(Collection entries)

■ ■ ■ ■ ■ ■ ■

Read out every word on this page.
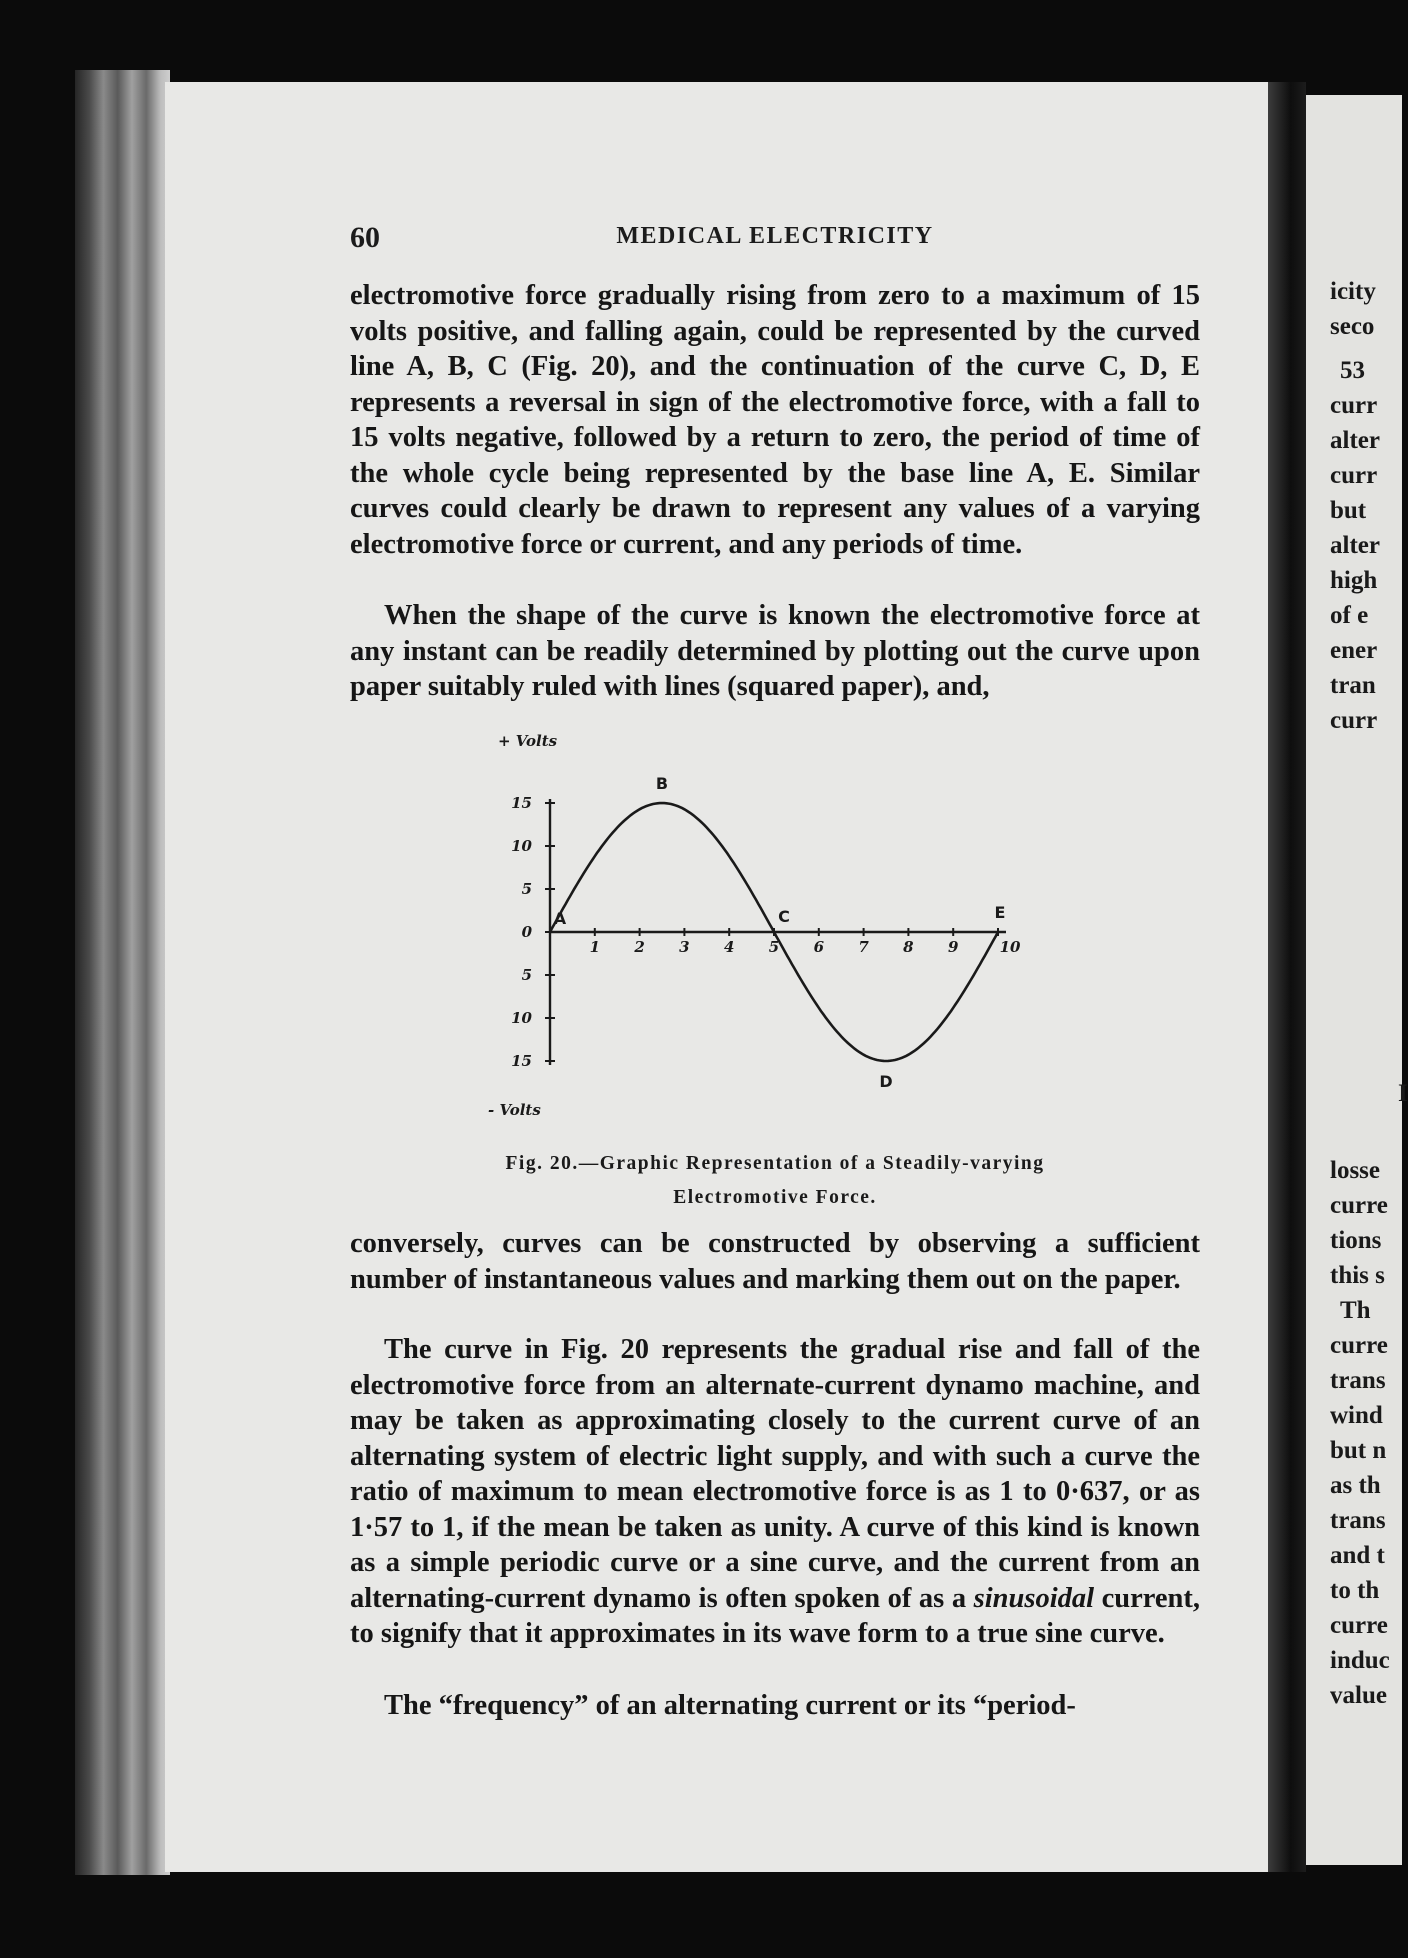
icity
seco
53
curr
alter
curr
but
alter
high
of e
ener
tran
curr
I
losse
curre
tions
this s
Th
curre
trans
wind
but n
as th
trans
and t
to th
curre
induc
value
60	MEDICAL ELECTRICITY

electromotive force gradually rising from zero to a maximum of 15 volts positive, and falling again, could be represented by the curved line A, B, C (Fig. 20), and the continuation of the curve C, D, E represents a reversal in sign of the electromotive force, with a fall to 15 volts negative, followed by a return to zero, the period of time of the whole cycle being represented by the base line A, E. Similar curves could clearly be drawn to represent any values of a varying electromotive force or current, and any periods of time.

When the shape of the curve is known the electromotive force at any instant can be readily determined by plotting out the curve upon paper suitably ruled with lines (squared paper), and,

+ Volts
- Volts
1 2 3 4 5 6 7 8 9	10
15
10
5
0
5
10
15
A
B
C
D
E
Fig. 20.—Graphic Representation of a Steadily-varying
Electromotive Force.

conversely, curves can be constructed by observing a sufficient number of instantaneous values and marking them out on the paper.

The curve in Fig. 20 represents the gradual rise and fall of the electromotive force from an alternate-current dynamo machine, and may be taken as approximating closely to the current curve of an alternating system of electric light supply, and with such a curve the ratio of maximum to mean electromotive force is as 1 to 0·637, or as 1·57 to 1, if the mean be taken as unity. A curve of this kind is known as a simple periodic curve or a sine curve, and the current from an alternating-current dynamo is often spoken of as a sinusoidal current, to signify that it approximates in its wave form to a true sine curve.

The “frequency” of an alternating current or its “period-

■ ■ ■ ■ ■ ■ ■

Copy out each line in the listing that has the word "from".

**Written answer:**
electromotive force gradually rising from zero to a maximum of 15 volts positive, and falling again, could be represented by the curved line A, B, C (Fig. 20), and the continuation of the curve C, D, E represents a reversal in sign of the electromotive force, with a fall to 15 volts negative, followed by a return to zero, the period of time of the whole cycle being represented by the base line A, E. Similar curves could clearly be drawn to represent any values of a varying electromotive force or current, and any periods of time.
The curve in Fig. 20 represents the gradual rise and fall of the electromotive force from an alternate-current dynamo machine, and may be taken as approximating closely to the current curve of an alternating system of electric light supply, and with such a curve the ratio of maximum to mean electromotive force is as 1 to 0·637, or as 1·57 to 1, if the mean be taken as unity. A curve of this kind is known as a simple periodic curve or a sine curve, and the current from an alternating-current dynamo is often spoken of as a sinusoidal current, to signify that it approximates in its wave form to a true sine curve.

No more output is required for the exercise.